● THE TASK: Lay out the records below as a JSON list of strings, one string per line with blank lines omitted, covering only the part that runs from the start of the records through the line containing "gote-clock: 00:04 /", both ends included.
-=-=-=-=-
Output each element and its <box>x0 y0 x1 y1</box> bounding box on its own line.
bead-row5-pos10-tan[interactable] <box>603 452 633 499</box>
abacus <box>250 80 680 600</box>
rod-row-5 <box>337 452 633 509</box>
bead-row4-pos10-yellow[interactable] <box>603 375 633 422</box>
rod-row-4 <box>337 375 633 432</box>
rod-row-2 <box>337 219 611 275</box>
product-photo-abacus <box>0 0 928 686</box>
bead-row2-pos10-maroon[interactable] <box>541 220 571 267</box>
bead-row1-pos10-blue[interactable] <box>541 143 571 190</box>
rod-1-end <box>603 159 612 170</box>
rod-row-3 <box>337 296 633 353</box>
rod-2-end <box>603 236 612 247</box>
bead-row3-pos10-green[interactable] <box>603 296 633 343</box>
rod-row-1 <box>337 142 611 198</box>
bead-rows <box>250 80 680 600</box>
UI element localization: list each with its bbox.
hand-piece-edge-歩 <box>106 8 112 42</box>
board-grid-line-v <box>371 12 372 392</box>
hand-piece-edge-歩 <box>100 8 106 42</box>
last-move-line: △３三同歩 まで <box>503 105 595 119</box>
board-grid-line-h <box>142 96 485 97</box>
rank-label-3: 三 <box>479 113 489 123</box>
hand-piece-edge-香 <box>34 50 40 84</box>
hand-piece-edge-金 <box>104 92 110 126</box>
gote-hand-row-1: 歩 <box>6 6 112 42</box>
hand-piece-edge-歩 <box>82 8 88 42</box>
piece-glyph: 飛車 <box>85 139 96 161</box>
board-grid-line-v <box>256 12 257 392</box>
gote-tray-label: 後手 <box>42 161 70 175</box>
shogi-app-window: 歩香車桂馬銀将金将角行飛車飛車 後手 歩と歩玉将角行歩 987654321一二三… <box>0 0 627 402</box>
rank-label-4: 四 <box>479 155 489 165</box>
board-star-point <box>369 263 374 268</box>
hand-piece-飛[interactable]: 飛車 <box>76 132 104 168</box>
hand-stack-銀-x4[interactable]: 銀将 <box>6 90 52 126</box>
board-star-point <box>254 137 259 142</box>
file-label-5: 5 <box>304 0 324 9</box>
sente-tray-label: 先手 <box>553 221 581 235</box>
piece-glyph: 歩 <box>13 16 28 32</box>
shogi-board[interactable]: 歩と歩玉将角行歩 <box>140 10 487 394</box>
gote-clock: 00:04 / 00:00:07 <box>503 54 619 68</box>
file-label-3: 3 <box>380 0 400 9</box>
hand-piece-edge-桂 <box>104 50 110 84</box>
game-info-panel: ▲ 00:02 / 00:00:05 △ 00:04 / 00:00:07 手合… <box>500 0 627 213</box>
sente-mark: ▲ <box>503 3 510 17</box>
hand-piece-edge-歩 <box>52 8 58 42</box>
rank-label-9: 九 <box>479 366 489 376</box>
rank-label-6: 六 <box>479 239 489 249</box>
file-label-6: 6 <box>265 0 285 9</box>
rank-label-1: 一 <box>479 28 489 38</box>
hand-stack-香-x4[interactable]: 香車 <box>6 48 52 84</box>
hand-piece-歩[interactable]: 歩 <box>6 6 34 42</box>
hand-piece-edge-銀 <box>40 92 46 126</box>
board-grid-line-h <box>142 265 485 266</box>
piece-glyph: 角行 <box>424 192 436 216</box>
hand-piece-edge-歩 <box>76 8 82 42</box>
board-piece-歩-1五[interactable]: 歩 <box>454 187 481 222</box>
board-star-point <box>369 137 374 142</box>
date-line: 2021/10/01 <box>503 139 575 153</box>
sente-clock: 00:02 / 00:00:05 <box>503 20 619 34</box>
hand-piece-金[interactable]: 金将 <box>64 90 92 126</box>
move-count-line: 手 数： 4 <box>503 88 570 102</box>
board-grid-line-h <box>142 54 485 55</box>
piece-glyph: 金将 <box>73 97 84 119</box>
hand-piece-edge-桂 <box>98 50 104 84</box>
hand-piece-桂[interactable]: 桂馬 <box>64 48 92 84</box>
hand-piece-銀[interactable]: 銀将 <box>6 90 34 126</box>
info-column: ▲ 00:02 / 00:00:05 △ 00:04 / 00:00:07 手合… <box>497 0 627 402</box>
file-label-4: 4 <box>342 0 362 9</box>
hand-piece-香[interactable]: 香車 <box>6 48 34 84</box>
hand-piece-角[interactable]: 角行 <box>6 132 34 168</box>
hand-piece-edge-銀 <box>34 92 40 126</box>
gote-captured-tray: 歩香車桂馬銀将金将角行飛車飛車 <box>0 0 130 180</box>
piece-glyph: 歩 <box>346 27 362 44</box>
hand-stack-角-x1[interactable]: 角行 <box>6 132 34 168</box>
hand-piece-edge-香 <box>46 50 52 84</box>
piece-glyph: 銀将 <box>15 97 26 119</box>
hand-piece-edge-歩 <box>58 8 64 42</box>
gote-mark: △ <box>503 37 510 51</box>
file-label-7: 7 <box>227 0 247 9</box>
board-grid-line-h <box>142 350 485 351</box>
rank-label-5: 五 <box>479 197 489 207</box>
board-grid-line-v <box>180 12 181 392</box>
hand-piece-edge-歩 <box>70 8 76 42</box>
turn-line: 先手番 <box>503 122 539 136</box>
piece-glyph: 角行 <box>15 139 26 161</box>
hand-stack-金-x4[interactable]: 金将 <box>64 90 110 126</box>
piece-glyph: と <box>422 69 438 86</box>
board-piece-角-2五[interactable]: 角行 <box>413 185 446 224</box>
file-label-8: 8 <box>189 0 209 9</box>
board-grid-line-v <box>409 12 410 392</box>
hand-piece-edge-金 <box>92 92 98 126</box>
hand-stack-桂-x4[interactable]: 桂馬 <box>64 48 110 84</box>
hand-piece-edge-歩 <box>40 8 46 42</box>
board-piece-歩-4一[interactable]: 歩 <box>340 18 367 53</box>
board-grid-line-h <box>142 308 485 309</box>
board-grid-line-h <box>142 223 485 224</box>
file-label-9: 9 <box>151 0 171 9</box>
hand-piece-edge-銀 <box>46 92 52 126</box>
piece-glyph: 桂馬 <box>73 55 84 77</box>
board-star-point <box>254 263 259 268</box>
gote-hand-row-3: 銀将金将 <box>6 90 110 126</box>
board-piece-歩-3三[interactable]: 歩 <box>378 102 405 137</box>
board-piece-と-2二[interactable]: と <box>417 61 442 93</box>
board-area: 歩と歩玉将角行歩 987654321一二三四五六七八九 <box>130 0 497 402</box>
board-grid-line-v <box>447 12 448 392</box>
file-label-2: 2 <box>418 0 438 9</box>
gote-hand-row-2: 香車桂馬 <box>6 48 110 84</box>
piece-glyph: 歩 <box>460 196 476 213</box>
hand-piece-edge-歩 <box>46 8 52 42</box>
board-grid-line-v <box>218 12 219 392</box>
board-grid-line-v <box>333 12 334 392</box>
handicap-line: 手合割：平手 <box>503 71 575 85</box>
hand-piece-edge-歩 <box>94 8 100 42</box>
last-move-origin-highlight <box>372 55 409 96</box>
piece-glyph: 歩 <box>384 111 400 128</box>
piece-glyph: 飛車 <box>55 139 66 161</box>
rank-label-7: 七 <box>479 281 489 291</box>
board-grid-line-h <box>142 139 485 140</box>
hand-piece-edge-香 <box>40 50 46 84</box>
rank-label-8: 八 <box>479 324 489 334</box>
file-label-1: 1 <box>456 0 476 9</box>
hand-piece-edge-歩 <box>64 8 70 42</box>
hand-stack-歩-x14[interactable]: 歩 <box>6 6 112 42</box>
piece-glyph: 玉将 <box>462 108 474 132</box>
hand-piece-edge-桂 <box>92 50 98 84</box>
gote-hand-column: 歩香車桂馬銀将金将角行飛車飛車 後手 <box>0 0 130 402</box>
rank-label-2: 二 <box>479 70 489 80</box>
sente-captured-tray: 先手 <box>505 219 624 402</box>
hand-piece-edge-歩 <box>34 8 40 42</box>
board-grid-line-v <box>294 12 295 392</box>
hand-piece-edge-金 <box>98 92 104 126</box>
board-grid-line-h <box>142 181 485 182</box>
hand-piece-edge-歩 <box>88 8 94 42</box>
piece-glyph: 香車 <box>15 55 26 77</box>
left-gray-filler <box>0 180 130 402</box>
-=-=-=-=-
● SOLVED EXERCISE:
[
  "Output each element and its <box>x0 y0 x1 y1</box> bounding box on its own line.",
  "bead-row5-pos10-tan[interactable] <box>603 452 633 499</box>",
  "abacus <box>250 80 680 600</box>",
  "rod-row-5 <box>337 452 633 509</box>",
  "bead-row4-pos10-yellow[interactable] <box>603 375 633 422</box>",
  "rod-row-4 <box>337 375 633 432</box>",
  "rod-row-2 <box>337 219 611 275</box>",
  "product-photo-abacus <box>0 0 928 686</box>",
  "bead-row2-pos10-maroon[interactable] <box>541 220 571 267</box>",
  "bead-row1-pos10-blue[interactable] <box>541 143 571 190</box>",
  "rod-1-end <box>603 159 612 170</box>",
  "rod-row-3 <box>337 296 633 353</box>",
  "rod-2-end <box>603 236 612 247</box>",
  "bead-row3-pos10-green[interactable] <box>603 296 633 343</box>",
  "rod-row-1 <box>337 142 611 198</box>",
  "bead-rows <box>250 80 680 600</box>",
  "UI element localization: list each with its bbox.",
  "hand-piece-edge-歩 <box>106 8 112 42</box>",
  "board-grid-line-v <box>371 12 372 392</box>",
  "hand-piece-edge-歩 <box>100 8 106 42</box>",
  "last-move-line: △３三同歩 まで <box>503 105 595 119</box>",
  "board-grid-line-h <box>142 96 485 97</box>",
  "rank-label-3: 三 <box>479 113 489 123</box>",
  "hand-piece-edge-香 <box>34 50 40 84</box>",
  "hand-piece-edge-金 <box>104 92 110 126</box>",
  "gote-hand-row-1: 歩 <box>6 6 112 42</box>",
  "hand-piece-edge-歩 <box>82 8 88 42</box>",
  "piece-glyph: 飛車 <box>85 139 96 161</box>",
  "board-grid-line-v <box>256 12 257 392</box>",
  "gote-tray-label: 後手 <box>42 161 70 175</box>",
  "shogi-app-window: 歩香車桂馬銀将金将角行飛車飛車 後手 歩と歩玉将角行歩 987654321一二三… <box>0 0 627 402</box>",
  "rank-label-4: 四 <box>479 155 489 165</box>",
  "board-star-point <box>369 263 374 268</box>",
  "hand-piece-飛[interactable]: 飛車 <box>76 132 104 168</box>",
  "hand-stack-銀-x4[interactable]: 銀将 <box>6 90 52 126</box>",
  "board-star-point <box>254 137 259 142</box>",
  "file-label-5: 5 <box>304 0 324 9</box>",
  "sente-tray-label: 先手 <box>553 221 581 235</box>",
  "piece-glyph: 歩 <box>13 16 28 32</box>",
  "shogi-board[interactable]: 歩と歩玉将角行歩 <box>140 10 487 394</box>",
  "gote-clock: 00:04 / 00:00:07 <box>503 54 619 68</box>"
]